> _What you will do_
Give the material once more, word for word, without any images.

> _Records for this task_
++++++++++

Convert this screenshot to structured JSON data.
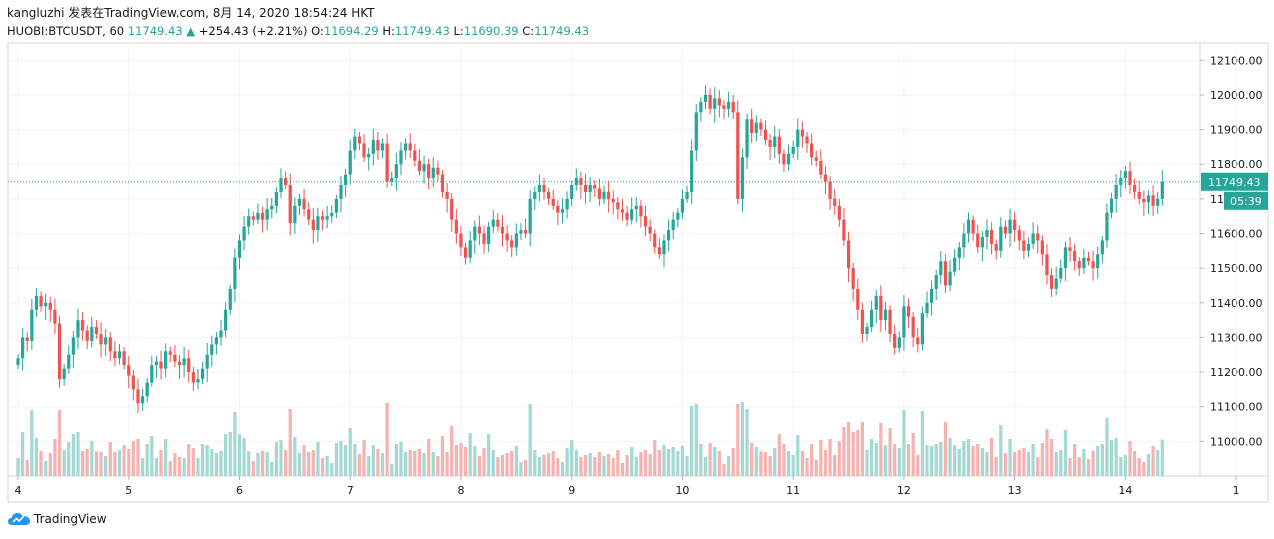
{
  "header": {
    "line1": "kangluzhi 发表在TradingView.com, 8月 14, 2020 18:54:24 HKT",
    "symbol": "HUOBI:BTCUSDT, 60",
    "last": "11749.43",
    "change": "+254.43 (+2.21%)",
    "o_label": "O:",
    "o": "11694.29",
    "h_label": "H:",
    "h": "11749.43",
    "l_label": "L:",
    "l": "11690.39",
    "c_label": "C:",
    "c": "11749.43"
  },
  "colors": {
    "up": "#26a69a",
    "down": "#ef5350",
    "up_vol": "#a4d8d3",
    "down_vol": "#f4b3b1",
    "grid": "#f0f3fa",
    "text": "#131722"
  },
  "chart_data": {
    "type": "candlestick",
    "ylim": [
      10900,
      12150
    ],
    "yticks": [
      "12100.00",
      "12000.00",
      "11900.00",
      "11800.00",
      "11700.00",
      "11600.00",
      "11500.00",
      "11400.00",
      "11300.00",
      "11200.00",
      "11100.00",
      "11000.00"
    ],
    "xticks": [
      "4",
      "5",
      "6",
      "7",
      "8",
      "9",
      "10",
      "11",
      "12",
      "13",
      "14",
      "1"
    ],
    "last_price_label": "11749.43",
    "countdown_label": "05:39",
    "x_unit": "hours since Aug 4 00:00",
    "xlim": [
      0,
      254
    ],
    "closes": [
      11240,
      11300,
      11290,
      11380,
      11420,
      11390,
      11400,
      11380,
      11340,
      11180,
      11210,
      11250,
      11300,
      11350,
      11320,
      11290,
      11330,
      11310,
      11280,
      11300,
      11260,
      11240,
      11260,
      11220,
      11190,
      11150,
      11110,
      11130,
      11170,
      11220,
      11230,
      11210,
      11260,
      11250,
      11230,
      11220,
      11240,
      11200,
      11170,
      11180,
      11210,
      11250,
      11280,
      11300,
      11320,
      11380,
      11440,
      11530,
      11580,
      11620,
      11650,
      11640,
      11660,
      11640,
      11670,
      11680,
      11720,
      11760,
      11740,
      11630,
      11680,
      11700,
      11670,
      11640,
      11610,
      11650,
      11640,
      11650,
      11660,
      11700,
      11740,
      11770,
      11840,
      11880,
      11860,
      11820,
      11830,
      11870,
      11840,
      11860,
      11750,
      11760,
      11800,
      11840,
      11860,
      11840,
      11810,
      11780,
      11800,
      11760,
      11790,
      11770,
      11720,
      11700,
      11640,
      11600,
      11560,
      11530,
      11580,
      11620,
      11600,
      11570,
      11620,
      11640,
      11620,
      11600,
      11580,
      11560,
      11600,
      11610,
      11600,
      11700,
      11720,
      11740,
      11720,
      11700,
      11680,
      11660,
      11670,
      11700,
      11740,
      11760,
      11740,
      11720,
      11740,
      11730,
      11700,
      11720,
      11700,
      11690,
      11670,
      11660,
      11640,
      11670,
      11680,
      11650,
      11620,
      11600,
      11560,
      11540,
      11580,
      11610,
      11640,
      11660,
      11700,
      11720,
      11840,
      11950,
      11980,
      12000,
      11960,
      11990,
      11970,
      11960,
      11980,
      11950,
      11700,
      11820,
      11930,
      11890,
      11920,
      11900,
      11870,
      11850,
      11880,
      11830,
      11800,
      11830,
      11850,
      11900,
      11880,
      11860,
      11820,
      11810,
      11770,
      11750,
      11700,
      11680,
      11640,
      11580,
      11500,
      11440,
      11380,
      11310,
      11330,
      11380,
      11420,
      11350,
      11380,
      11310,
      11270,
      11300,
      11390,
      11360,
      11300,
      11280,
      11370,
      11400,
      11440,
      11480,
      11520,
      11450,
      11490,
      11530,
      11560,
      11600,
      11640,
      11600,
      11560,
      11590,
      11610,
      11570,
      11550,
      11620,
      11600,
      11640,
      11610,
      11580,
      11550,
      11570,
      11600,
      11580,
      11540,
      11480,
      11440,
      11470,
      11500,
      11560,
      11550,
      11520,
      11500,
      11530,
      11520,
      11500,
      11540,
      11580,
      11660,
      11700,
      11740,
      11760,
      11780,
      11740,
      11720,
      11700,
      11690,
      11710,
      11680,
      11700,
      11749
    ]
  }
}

++++++++++

> _Exercise output_
Convert this screenshot to structured JSON data.
{
  "header": {
    "line1": "kangluzhi 发表在TradingView.com, 8月 14, 2020 18:54:24 HKT",
    "symbol": "HUOBI:BTCUSDT, 60",
    "last": "11749.43",
    "change": "+254.43 (+2.21%)",
    "o_label": "O:",
    "o": "11694.29",
    "h_label": "H:",
    "h": "11749.43",
    "l_label": "L:",
    "l": "11690.39",
    "c_label": "C:",
    "c": "11749.43"
  },
  "colors": {
    "up": "#26a69a",
    "down": "#ef5350",
    "up_vol": "#a4d8d3",
    "down_vol": "#f4b3b1",
    "grid": "#f0f3fa",
    "text": "#131722"
  },
  "chart_data": {
    "type": "candlestick",
    "ylim": [
      10900,
      12150
    ],
    "yticks": [
      "12100.00",
      "12000.00",
      "11900.00",
      "11800.00",
      "11700.00",
      "11600.00",
      "11500.00",
      "11400.00",
      "11300.00",
      "11200.00",
      "11100.00",
      "11000.00"
    ],
    "xticks": [
      "4",
      "5",
      "6",
      "7",
      "8",
      "9",
      "10",
      "11",
      "12",
      "13",
      "14",
      "1"
    ],
    "last_price_label": "11749.43",
    "countdown_label": "05:39",
    "x_unit": "hours since Aug 4 00:00",
    "xlim": [
      0,
      254
    ],
    "closes": [
      11240,
      11300,
      11290,
      11380,
      11420,
      11390,
      11400,
      11380,
      11340,
      11180,
      11210,
      11250,
      11300,
      11350,
      11320,
      11290,
      11330,
      11310,
      11280,
      11300,
      11260,
      11240,
      11260,
      11220,
      11190,
      11150,
      11110,
      11130,
      11170,
      11220,
      11230,
      11210,
      11260,
      11250,
      11230,
      11220,
      11240,
      11200,
      11170,
      11180,
      11210,
      11250,
      11280,
      11300,
      11320,
      11380,
      11440,
      11530,
      11580,
      11620,
      11650,
      11640,
      11660,
      11640,
      11670,
      11680,
      11720,
      11760,
      11740,
      11630,
      11680,
      11700,
      11670,
      11640,
      11610,
      11650,
      11640,
      11650,
      11660,
      11700,
      11740,
      11770,
      11840,
      11880,
      11860,
      11820,
      11830,
      11870,
      11840,
      11860,
      11750,
      11760,
      11800,
      11840,
      11860,
      11840,
      11810,
      11780,
      11800,
      11760,
      11790,
      11770,
      11720,
      11700,
      11640,
      11600,
      11560,
      11530,
      11580,
      11620,
      11600,
      11570,
      11620,
      11640,
      11620,
      11600,
      11580,
      11560,
      11600,
      11610,
      11600,
      11700,
      11720,
      11740,
      11720,
      11700,
      11680,
      11660,
      11670,
      11700,
      11740,
      11760,
      11740,
      11720,
      11740,
      11730,
      11700,
      11720,
      11700,
      11690,
      11670,
      11660,
      11640,
      11670,
      11680,
      11650,
      11620,
      11600,
      11560,
      11540,
      11580,
      11610,
      11640,
      11660,
      11700,
      11720,
      11840,
      11950,
      11980,
      12000,
      11960,
      11990,
      11970,
      11960,
      11980,
      11950,
      11700,
      11820,
      11930,
      11890,
      11920,
      11900,
      11870,
      11850,
      11880,
      11830,
      11800,
      11830,
      11850,
      11900,
      11880,
      11860,
      11820,
      11810,
      11770,
      11750,
      11700,
      11680,
      11640,
      11580,
      11500,
      11440,
      11380,
      11310,
      11330,
      11380,
      11420,
      11350,
      11380,
      11310,
      11270,
      11300,
      11390,
      11360,
      11300,
      11280,
      11370,
      11400,
      11440,
      11480,
      11520,
      11450,
      11490,
      11530,
      11560,
      11600,
      11640,
      11600,
      11560,
      11590,
      11610,
      11570,
      11550,
      11620,
      11600,
      11640,
      11610,
      11580,
      11550,
      11570,
      11600,
      11580,
      11540,
      11480,
      11440,
      11470,
      11500,
      11560,
      11550,
      11520,
      11500,
      11530,
      11520,
      11500,
      11540,
      11580,
      11660,
      11700,
      11740,
      11760,
      11780,
      11740,
      11720,
      11700,
      11690,
      11710,
      11680,
      11700,
      11749
    ]
  }
}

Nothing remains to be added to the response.